**Task instructions**
Please copy the data below line for line, changing nothing.
======== Data to process
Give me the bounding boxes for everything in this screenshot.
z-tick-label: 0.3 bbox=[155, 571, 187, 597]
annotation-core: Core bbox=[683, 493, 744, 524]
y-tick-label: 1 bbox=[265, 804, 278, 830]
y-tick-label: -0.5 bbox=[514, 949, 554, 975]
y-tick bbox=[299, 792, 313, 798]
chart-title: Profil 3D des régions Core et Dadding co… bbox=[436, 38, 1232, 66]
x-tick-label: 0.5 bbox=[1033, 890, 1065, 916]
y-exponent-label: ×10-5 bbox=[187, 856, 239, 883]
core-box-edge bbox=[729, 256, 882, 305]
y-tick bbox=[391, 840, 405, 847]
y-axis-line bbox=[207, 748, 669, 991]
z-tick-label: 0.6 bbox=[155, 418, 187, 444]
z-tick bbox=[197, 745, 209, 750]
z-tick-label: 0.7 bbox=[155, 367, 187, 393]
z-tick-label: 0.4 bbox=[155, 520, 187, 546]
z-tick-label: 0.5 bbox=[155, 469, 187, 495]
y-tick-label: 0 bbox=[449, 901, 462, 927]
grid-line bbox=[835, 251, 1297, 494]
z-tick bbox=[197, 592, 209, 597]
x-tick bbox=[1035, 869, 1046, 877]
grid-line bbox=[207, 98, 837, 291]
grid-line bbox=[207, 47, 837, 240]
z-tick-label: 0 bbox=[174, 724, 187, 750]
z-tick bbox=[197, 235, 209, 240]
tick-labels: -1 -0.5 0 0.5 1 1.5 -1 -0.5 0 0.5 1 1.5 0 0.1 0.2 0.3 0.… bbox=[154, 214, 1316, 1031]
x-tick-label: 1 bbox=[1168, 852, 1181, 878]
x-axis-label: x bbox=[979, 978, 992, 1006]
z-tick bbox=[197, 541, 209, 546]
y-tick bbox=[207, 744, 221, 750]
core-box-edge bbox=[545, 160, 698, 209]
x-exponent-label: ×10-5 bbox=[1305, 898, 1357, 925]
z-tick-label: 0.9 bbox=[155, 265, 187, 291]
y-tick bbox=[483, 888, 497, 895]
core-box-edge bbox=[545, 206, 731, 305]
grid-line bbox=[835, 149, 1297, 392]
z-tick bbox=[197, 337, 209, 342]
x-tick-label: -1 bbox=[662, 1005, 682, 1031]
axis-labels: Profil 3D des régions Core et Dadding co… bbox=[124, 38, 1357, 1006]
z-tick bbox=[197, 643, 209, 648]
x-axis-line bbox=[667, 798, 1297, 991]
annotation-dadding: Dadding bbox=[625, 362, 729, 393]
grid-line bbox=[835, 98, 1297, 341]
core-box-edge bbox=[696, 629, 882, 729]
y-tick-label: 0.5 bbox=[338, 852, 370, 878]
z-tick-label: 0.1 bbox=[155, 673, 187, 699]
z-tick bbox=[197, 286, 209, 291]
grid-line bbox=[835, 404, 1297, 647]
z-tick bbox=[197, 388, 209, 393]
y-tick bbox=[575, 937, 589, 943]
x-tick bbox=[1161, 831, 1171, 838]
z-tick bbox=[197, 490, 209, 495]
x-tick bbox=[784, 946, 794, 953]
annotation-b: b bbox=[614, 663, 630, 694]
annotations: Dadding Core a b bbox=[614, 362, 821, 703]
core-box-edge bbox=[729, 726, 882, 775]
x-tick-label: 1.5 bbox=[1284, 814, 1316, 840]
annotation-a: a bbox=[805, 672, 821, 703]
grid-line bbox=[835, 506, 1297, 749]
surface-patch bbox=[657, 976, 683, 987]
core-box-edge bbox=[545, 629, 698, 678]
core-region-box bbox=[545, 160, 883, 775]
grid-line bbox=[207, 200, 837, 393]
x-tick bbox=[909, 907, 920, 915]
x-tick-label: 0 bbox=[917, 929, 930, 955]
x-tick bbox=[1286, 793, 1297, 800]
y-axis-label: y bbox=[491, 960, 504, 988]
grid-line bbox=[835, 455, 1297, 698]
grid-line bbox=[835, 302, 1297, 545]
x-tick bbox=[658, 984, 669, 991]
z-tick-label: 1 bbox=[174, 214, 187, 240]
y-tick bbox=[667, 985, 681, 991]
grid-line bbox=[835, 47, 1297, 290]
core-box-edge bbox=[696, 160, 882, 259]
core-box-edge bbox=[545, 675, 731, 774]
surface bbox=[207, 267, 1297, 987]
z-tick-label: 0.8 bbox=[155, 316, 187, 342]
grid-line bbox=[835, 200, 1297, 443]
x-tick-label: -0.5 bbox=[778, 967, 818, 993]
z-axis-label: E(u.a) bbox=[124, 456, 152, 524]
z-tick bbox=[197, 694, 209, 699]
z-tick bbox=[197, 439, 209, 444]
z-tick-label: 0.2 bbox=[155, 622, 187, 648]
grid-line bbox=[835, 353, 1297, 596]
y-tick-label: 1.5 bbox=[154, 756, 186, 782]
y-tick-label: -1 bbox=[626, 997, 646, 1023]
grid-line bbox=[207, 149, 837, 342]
================
**Output of the task**
Give me the bounding boxes for everything in this screenshot.
z-tick-label: 0.3 bbox=[155, 571, 187, 597]
annotation-core: Core bbox=[683, 493, 744, 524]
y-tick-label: 1 bbox=[265, 804, 278, 830]
y-tick-label: -0.5 bbox=[514, 949, 554, 975]
y-tick bbox=[299, 792, 313, 798]
chart-title: Profil 3D des régions Core et Dadding co… bbox=[436, 38, 1232, 66]
x-tick-label: 0.5 bbox=[1033, 890, 1065, 916]
y-exponent-label: ×10-5 bbox=[187, 856, 239, 883]
core-box-edge bbox=[729, 256, 882, 305]
y-tick bbox=[391, 840, 405, 847]
y-axis-line bbox=[207, 748, 669, 991]
z-tick-label: 0.6 bbox=[155, 418, 187, 444]
z-tick bbox=[197, 745, 209, 750]
z-tick-label: 0.7 bbox=[155, 367, 187, 393]
z-tick-label: 0.4 bbox=[155, 520, 187, 546]
z-tick-label: 0.5 bbox=[155, 469, 187, 495]
y-tick-label: 0 bbox=[449, 901, 462, 927]
grid-line bbox=[835, 251, 1297, 494]
z-tick bbox=[197, 592, 209, 597]
x-tick bbox=[1035, 869, 1046, 877]
grid-line bbox=[207, 98, 837, 291]
grid-line bbox=[207, 47, 837, 240]
z-tick-label: 0 bbox=[174, 724, 187, 750]
z-tick bbox=[197, 235, 209, 240]
tick-labels: -1 -0.5 0 0.5 1 1.5 -1 -0.5 0 0.5 1 1.5 0 0.1 0.2 0.3 0.… bbox=[154, 214, 1316, 1031]
x-tick-label: 1 bbox=[1168, 852, 1181, 878]
x-axis-label: x bbox=[979, 978, 992, 1006]
z-tick bbox=[197, 541, 209, 546]
y-tick bbox=[207, 744, 221, 750]
core-box-edge bbox=[545, 160, 698, 209]
x-exponent-label: ×10-5 bbox=[1305, 898, 1357, 925]
z-tick-label: 0.9 bbox=[155, 265, 187, 291]
y-tick bbox=[483, 888, 497, 895]
core-box-edge bbox=[545, 206, 731, 305]
grid-line bbox=[835, 149, 1297, 392]
z-tick bbox=[197, 337, 209, 342]
x-tick-label: -1 bbox=[662, 1005, 682, 1031]
axis-labels: Profil 3D des régions Core et Dadding co… bbox=[124, 38, 1357, 1006]
z-tick bbox=[197, 643, 209, 648]
x-axis-line bbox=[667, 798, 1297, 991]
annotation-dadding: Dadding bbox=[625, 362, 729, 393]
grid-line bbox=[835, 98, 1297, 341]
core-box-edge bbox=[696, 629, 882, 729]
y-tick-label: 0.5 bbox=[338, 852, 370, 878]
z-tick-label: 0.1 bbox=[155, 673, 187, 699]
z-tick bbox=[197, 286, 209, 291]
grid-line bbox=[835, 404, 1297, 647]
z-tick bbox=[197, 388, 209, 393]
y-tick bbox=[575, 937, 589, 943]
x-tick bbox=[1161, 831, 1171, 838]
z-tick bbox=[197, 490, 209, 495]
x-tick bbox=[784, 946, 794, 953]
annotation-b: b bbox=[614, 663, 630, 694]
annotations: Dadding Core a b bbox=[614, 362, 821, 703]
core-box-edge bbox=[729, 726, 882, 775]
x-tick-label: 1.5 bbox=[1284, 814, 1316, 840]
annotation-a: a bbox=[805, 672, 821, 703]
grid-line bbox=[835, 506, 1297, 749]
surface-patch bbox=[657, 976, 683, 987]
core-box-edge bbox=[545, 629, 698, 678]
core-region-box bbox=[545, 160, 883, 775]
grid-line bbox=[207, 200, 837, 393]
x-tick bbox=[909, 907, 920, 915]
x-tick-label: 0 bbox=[917, 929, 930, 955]
x-tick bbox=[1286, 793, 1297, 800]
y-axis-label: y bbox=[491, 960, 504, 988]
grid-line bbox=[835, 455, 1297, 698]
grid-line bbox=[835, 302, 1297, 545]
x-tick bbox=[658, 984, 669, 991]
z-tick-label: 1 bbox=[174, 214, 187, 240]
y-tick bbox=[667, 985, 681, 991]
grid-line bbox=[835, 47, 1297, 290]
core-box-edge bbox=[696, 160, 882, 259]
core-box-edge bbox=[545, 675, 731, 774]
surface bbox=[207, 267, 1297, 987]
z-tick-label: 0.8 bbox=[155, 316, 187, 342]
grid-line bbox=[835, 200, 1297, 443]
x-tick-label: -0.5 bbox=[778, 967, 818, 993]
z-axis-label: E(u.a) bbox=[124, 456, 152, 524]
z-tick bbox=[197, 694, 209, 699]
z-tick bbox=[197, 439, 209, 444]
z-tick-label: 0.2 bbox=[155, 622, 187, 648]
grid-line bbox=[835, 353, 1297, 596]
y-tick-label: 1.5 bbox=[154, 756, 186, 782]
y-tick-label: -1 bbox=[626, 997, 646, 1023]
grid-line bbox=[207, 149, 837, 342]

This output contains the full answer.